Pull each line holding "this" out of the entries below.

Entries with figure data
BEGIN
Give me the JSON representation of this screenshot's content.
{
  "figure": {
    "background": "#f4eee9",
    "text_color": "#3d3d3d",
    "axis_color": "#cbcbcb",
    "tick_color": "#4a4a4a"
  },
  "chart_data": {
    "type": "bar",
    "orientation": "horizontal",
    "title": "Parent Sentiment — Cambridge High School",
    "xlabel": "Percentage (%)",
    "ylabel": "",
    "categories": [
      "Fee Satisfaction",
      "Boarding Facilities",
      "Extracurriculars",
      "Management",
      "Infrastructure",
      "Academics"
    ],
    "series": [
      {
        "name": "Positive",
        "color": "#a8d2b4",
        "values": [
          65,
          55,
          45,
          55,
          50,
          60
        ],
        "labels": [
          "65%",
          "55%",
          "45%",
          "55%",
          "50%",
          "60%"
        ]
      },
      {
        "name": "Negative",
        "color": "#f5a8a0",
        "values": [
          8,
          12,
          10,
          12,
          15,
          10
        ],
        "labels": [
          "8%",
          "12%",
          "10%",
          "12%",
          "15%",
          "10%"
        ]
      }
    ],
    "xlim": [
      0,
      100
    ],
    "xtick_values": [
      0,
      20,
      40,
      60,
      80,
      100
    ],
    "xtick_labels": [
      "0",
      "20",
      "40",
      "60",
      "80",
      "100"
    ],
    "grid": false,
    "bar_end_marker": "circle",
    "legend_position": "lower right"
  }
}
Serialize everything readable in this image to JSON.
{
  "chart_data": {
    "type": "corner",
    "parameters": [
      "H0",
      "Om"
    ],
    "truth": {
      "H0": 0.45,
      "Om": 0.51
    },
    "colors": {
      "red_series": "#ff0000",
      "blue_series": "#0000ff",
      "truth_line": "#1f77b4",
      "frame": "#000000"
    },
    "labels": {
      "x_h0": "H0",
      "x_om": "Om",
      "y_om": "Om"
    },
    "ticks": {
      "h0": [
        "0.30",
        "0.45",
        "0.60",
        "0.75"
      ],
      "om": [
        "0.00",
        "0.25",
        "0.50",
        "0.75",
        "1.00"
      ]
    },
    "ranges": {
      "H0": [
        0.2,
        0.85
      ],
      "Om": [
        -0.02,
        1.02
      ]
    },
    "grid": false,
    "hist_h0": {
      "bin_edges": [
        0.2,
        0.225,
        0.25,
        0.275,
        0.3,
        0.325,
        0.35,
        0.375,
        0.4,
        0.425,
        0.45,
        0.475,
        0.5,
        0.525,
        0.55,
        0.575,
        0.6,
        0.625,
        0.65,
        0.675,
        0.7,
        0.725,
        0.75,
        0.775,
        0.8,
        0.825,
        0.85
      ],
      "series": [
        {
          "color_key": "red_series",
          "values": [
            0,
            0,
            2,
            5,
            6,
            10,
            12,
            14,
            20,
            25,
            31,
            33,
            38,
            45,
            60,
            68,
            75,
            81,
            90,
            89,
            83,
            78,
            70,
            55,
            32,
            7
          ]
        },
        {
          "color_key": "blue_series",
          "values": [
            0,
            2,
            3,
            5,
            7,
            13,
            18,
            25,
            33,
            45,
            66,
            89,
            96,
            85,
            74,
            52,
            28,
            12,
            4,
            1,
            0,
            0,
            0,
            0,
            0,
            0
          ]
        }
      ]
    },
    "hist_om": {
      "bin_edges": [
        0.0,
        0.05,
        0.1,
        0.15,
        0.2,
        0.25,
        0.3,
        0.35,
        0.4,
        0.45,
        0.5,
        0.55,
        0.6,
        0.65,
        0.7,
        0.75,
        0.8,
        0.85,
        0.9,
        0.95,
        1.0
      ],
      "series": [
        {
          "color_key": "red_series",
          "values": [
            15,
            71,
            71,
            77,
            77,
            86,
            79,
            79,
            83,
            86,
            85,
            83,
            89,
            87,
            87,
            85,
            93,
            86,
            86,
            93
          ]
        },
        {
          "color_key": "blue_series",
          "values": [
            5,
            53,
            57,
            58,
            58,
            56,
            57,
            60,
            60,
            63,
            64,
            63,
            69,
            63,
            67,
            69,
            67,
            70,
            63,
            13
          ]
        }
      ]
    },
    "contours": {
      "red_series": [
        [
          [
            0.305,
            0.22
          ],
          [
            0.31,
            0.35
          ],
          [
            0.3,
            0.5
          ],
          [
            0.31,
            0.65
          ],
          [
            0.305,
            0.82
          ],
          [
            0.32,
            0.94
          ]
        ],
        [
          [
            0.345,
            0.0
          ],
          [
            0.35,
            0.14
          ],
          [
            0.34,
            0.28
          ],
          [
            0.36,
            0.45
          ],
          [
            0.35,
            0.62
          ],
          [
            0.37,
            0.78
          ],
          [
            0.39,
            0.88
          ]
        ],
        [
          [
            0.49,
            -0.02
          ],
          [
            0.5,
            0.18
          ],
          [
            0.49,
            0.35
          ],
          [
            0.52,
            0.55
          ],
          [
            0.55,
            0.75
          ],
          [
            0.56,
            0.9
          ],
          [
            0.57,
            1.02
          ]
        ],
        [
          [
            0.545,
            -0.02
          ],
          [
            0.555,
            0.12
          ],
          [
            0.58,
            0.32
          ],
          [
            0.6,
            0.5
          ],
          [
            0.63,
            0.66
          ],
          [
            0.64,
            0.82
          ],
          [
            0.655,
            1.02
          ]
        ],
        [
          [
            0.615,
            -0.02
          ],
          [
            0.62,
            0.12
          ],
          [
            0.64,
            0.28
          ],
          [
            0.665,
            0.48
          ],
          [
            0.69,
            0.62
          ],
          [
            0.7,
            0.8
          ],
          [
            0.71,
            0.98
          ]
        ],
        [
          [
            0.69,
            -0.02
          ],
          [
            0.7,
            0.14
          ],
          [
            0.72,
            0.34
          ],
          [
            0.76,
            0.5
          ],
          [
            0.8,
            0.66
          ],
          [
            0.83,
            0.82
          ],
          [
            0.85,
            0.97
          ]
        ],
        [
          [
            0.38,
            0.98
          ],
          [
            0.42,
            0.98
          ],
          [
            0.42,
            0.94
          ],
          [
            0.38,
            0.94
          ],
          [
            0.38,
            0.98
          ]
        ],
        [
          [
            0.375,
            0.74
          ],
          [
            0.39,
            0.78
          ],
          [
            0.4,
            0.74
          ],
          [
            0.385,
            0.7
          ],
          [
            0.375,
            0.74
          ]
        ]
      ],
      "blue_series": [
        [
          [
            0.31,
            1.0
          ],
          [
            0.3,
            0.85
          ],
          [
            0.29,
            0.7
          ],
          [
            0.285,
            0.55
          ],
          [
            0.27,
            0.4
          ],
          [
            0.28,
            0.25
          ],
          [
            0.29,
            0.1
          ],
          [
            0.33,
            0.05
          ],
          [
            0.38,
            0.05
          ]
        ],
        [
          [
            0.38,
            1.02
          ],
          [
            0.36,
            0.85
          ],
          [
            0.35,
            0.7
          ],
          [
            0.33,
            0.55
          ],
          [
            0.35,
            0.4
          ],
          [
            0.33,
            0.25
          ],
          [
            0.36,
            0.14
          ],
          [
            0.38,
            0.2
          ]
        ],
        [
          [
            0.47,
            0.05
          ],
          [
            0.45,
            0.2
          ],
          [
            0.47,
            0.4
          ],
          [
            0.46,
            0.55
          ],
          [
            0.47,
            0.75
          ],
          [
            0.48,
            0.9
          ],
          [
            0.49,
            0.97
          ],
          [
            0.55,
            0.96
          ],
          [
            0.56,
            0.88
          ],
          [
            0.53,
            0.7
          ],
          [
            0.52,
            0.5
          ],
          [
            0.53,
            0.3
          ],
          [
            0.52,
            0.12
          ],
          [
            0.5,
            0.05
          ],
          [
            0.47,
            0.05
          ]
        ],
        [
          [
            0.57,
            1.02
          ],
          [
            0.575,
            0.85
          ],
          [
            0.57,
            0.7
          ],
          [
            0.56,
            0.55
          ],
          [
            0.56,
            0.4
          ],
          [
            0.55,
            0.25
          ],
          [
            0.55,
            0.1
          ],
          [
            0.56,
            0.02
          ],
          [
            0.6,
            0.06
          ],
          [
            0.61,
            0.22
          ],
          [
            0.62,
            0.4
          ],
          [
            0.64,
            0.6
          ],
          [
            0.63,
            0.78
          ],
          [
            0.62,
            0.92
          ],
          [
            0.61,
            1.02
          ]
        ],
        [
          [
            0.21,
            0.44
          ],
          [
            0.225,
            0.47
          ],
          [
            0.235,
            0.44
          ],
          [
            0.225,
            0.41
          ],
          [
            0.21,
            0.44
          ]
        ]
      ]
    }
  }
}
END
Solution to the exercise:
Give me the JSON representation of this screenshot's content.
Serialize everything readable in this image to JSON.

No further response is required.